## What the task requires
Reproduce exactly, with no other output, every line of the data below from the line containing "Read all visible content and emit it as JSON." to the end, inclusive.

## Dataset records
>>>

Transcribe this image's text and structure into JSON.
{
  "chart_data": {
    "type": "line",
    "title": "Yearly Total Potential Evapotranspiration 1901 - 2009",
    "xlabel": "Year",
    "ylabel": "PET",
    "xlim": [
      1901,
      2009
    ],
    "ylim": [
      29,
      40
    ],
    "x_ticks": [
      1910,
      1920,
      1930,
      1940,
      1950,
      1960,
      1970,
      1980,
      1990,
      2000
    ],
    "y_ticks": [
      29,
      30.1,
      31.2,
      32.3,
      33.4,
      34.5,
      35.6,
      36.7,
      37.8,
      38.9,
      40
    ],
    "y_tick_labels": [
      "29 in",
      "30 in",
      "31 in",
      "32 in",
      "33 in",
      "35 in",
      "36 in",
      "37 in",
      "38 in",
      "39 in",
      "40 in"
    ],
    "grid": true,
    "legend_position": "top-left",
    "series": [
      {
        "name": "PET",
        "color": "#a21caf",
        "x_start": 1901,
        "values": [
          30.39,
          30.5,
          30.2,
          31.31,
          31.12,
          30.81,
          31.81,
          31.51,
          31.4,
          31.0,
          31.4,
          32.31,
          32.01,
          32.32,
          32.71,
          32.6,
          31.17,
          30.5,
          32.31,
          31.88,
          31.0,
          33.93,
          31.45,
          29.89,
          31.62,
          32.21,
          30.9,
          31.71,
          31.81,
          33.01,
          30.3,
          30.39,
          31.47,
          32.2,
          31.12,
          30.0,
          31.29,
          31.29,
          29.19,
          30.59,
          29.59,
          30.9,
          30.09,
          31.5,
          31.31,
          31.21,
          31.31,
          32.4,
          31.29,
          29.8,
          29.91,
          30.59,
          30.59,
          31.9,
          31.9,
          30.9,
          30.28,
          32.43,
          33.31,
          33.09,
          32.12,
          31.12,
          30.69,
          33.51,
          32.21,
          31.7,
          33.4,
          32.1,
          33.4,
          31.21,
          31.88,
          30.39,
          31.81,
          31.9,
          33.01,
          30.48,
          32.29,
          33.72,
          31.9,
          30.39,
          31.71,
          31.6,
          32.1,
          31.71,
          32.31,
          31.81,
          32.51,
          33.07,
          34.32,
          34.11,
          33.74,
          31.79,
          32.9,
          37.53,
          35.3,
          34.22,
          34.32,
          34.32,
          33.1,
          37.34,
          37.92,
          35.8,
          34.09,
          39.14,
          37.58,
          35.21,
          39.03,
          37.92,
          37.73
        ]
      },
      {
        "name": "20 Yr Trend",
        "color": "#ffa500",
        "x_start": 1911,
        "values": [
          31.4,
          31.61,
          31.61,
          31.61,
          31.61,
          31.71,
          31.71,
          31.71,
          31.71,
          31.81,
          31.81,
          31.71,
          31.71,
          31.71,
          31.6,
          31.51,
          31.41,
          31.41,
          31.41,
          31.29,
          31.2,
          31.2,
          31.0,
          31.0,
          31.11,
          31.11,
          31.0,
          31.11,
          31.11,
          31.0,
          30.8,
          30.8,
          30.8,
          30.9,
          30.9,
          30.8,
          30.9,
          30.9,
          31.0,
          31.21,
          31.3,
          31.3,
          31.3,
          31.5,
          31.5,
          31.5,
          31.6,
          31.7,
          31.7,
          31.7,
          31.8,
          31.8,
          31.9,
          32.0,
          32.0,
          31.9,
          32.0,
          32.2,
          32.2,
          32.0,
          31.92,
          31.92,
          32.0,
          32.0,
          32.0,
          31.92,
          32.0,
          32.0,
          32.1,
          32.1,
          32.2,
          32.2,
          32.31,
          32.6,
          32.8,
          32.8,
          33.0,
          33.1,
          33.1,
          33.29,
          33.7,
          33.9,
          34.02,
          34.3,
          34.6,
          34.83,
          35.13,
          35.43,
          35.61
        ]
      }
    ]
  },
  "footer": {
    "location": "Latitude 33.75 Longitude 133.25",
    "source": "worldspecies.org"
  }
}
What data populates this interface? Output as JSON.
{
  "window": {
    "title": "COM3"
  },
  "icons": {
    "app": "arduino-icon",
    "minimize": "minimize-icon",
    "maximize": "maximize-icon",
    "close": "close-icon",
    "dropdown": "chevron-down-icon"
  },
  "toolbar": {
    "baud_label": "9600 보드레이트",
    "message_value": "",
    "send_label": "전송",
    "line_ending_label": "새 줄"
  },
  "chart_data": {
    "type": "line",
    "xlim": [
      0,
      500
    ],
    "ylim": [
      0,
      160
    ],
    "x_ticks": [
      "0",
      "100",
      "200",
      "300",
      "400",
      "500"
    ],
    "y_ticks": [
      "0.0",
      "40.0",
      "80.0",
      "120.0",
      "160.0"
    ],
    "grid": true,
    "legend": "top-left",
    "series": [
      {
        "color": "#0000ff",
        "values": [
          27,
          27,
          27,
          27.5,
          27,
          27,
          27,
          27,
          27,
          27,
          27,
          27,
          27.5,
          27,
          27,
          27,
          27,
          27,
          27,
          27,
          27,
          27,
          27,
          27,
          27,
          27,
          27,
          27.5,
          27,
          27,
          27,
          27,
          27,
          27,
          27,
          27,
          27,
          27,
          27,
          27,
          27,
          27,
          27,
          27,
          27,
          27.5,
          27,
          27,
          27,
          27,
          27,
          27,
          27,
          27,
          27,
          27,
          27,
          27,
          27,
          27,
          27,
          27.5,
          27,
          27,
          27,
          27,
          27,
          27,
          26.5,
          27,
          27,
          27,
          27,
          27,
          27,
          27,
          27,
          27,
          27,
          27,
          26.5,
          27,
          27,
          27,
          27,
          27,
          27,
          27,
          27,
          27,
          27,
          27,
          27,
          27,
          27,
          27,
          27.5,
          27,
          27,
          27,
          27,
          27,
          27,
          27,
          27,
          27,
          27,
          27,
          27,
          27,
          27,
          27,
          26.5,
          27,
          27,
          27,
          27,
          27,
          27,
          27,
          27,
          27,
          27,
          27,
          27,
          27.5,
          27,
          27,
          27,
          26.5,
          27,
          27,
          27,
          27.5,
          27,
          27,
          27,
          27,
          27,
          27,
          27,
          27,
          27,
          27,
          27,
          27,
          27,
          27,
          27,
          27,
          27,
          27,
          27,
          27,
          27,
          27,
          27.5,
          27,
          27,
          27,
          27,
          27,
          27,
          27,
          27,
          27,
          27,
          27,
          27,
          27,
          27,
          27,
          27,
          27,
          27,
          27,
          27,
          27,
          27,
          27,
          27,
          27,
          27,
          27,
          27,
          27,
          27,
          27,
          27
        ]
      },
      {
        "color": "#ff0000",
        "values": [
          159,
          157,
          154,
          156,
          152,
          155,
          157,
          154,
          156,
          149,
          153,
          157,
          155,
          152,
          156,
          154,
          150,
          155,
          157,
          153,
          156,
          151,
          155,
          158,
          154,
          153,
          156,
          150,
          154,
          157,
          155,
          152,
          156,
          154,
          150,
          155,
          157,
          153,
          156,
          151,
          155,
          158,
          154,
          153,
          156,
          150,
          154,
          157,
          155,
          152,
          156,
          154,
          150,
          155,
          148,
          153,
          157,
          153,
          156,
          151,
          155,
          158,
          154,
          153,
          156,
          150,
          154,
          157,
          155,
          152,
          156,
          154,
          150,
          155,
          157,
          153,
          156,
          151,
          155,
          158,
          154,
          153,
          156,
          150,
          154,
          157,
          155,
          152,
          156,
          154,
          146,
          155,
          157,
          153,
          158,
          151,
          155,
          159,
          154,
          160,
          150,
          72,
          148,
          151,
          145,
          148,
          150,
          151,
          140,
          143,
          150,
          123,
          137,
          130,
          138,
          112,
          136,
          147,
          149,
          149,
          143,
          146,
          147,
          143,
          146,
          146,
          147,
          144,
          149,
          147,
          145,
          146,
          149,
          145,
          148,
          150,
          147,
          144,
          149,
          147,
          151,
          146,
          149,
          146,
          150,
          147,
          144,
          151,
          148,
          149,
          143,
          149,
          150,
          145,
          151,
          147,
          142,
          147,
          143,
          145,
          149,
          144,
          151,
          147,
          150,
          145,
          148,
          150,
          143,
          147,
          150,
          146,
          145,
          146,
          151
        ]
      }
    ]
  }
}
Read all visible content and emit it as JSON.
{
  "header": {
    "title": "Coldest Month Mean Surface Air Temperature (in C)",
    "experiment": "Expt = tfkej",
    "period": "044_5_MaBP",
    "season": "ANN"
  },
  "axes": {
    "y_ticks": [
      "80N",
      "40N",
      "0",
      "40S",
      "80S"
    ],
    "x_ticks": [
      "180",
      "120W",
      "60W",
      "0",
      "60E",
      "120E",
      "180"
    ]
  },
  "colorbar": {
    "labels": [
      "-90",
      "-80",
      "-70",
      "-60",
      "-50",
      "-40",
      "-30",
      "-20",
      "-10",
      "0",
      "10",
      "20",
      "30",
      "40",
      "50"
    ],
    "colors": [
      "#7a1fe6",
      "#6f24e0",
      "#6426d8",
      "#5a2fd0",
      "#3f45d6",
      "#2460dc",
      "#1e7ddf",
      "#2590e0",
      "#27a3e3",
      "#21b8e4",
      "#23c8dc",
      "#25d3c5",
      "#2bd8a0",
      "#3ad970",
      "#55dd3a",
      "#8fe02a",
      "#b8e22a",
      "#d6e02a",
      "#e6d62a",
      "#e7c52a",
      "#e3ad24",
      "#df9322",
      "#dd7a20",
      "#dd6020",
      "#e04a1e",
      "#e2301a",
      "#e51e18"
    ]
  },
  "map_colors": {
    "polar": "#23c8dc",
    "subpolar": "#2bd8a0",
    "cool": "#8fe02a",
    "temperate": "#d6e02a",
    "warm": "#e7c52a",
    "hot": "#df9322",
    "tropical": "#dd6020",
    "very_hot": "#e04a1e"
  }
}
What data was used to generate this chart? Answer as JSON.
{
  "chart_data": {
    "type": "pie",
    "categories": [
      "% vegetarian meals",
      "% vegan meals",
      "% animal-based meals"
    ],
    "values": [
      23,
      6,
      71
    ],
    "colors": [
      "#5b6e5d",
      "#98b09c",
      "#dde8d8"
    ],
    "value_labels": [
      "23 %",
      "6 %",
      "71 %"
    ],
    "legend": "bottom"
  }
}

<<<

## Expected answer
Read all visible content and emit it as JSON.
{
  "header": {
    "title": "Coldest Month Mean Surface Air Temperature (in C)",
    "experiment": "Expt = tfkej",
    "period": "044_5_MaBP",
    "season": "ANN"
  },
  "axes": {
    "y_ticks": [
      "80N",
      "40N",
      "0",
      "40S",
      "80S"
    ],
    "x_ticks": [
      "180",
      "120W",
      "60W",
      "0",
      "60E",
      "120E",
      "180"
    ]
  },
  "colorbar": {
    "labels": [
      "-90",
      "-80",
      "-70",
      "-60",
      "-50",
      "-40",
      "-30",
      "-20",
      "-10",
      "0",
      "10",
      "20",
      "30",
      "40",
      "50"
    ],
    "colors": [
      "#7a1fe6",
      "#6f24e0",
      "#6426d8",
      "#5a2fd0",
      "#3f45d6",
      "#2460dc",
      "#1e7ddf",
      "#2590e0",
      "#27a3e3",
      "#21b8e4",
      "#23c8dc",
      "#25d3c5",
      "#2bd8a0",
      "#3ad970",
      "#55dd3a",
      "#8fe02a",
      "#b8e22a",
      "#d6e02a",
      "#e6d62a",
      "#e7c52a",
      "#e3ad24",
      "#df9322",
      "#dd7a20",
      "#dd6020",
      "#e04a1e",
      "#e2301a",
      "#e51e18"
    ]
  },
  "map_colors": {
    "polar": "#23c8dc",
    "subpolar": "#2bd8a0",
    "cool": "#8fe02a",
    "temperate": "#d6e02a",
    "warm": "#e7c52a",
    "hot": "#df9322",
    "tropical": "#dd6020",
    "very_hot": "#e04a1e"
  }
}
What data was used to generate this chart? Answer as JSON.
{
  "chart_data": {
    "type": "pie",
    "categories": [
      "% vegetarian meals",
      "% vegan meals",
      "% animal-based meals"
    ],
    "values": [
      23,
      6,
      71
    ],
    "colors": [
      "#5b6e5d",
      "#98b09c",
      "#dde8d8"
    ],
    "value_labels": [
      "23 %",
      "6 %",
      "71 %"
    ],
    "legend": "bottom"
  }
}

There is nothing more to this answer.